**WORK REQUIRED**.
Transcribe every entry below word for word, but skip the pictures.

**ENTRIES PROVIDED**.

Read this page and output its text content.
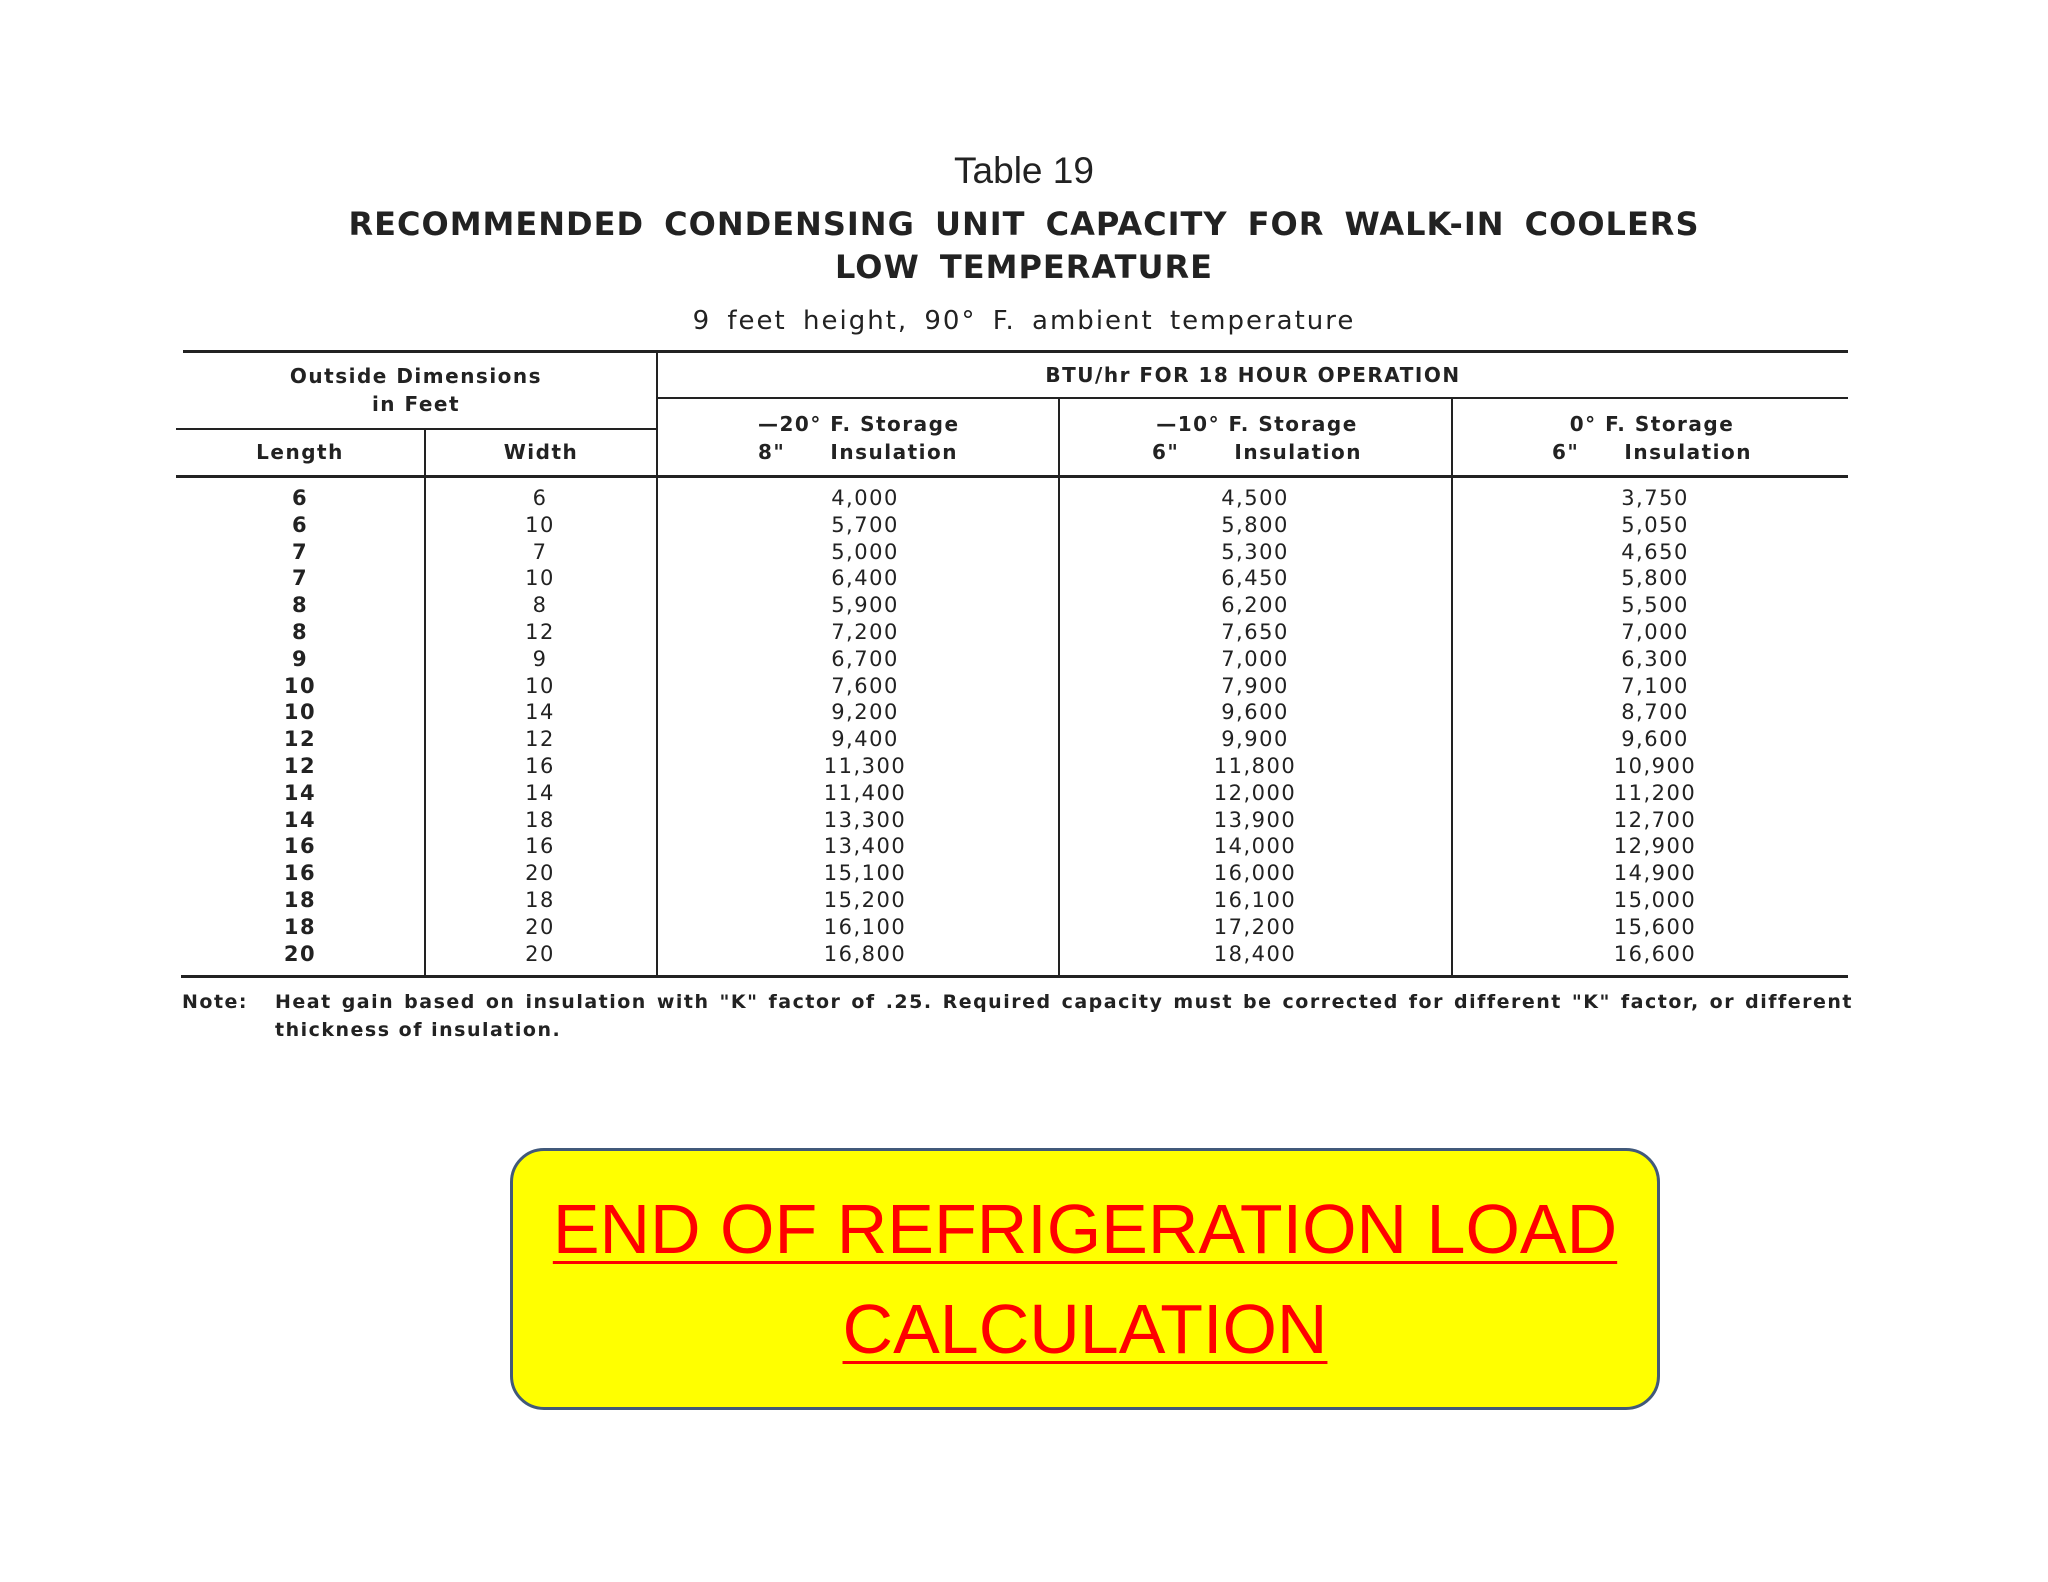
Table 19
RECOMMENDED CONDENSING UNIT CAPACITY FOR WALK-IN COOLERS
LOW TEMPERATURE
9 feet height, 90° F. ambient temperature
Outside Dimensions
in Feet
Length	Width
BTU/hr FOR 18 HOUR OPERATION
—20° F. Storage
8" Insulation
—10° F. Storage
6"	Insulation
0° F. Storage
6" Insulation
6
6
7
7
8
8
9
10
10
12
12
14
14
16
16
18
18
20
6
10
7
10
8
12
9
10
14
12
16
14
18
16
20
18
20
20
4,000
5,700
5,000
6,400
5,900
7,200
6,700
7,600
9,200
9,400
11,300
11,400
13,300
13,400
15,100
15,200
16,100
16,800
4,500
5,800
5,300
6,450
6,200
7,650
7,000
7,900
9,600
9,900
11,800
12,000
13,900
14,000
16,000
16,100
17,200
18,400
3,750
5,050
4,650
5,800
5,500
7,000
6,300
7,100
8,700
9,600
10,900
11,200
12,700
12,900
14,900
15,000
15,600
16,600
Note: Heat gain based on insulation with "K" factor of .25. Required capacity must be corrected for different "K" factor, or different thickness of insulation.
END OF REFRIGERATION LOAD CALCULATION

**SOLUTION TO THE PROBLEM**.
Read this page and output its text content.
Table 19
RECOMMENDED CONDENSING UNIT CAPACITY FOR WALK-IN COOLERS
LOW TEMPERATURE
9 feet height, 90° F. ambient temperature
Outside Dimensions
in Feet
Length	Width
BTU/hr FOR 18 HOUR OPERATION
—20° F. Storage
8" Insulation
—10° F. Storage
6"	Insulation
0° F. Storage
6" Insulation
6
6
7
7
8
8
9
10
10
12
12
14
14
16
16
18
18
20
6
10
7
10
8
12
9
10
14
12
16
14
18
16
20
18
20
20
4,000
5,700
5,000
6,400
5,900
7,200
6,700
7,600
9,200
9,400
11,300
11,400
13,300
13,400
15,100
15,200
16,100
16,800
4,500
5,800
5,300
6,450
6,200
7,650
7,000
7,900
9,600
9,900
11,800
12,000
13,900
14,000
16,000
16,100
17,200
18,400
3,750
5,050
4,650
5,800
5,500
7,000
6,300
7,100
8,700
9,600
10,900
11,200
12,700
12,900
14,900
15,000
15,600
16,600
Note: Heat gain based on insulation with "K" factor of .25. Required capacity must be corrected for different "K" factor, or different thickness of insulation.
END OF REFRIGERATION LOAD CALCULATION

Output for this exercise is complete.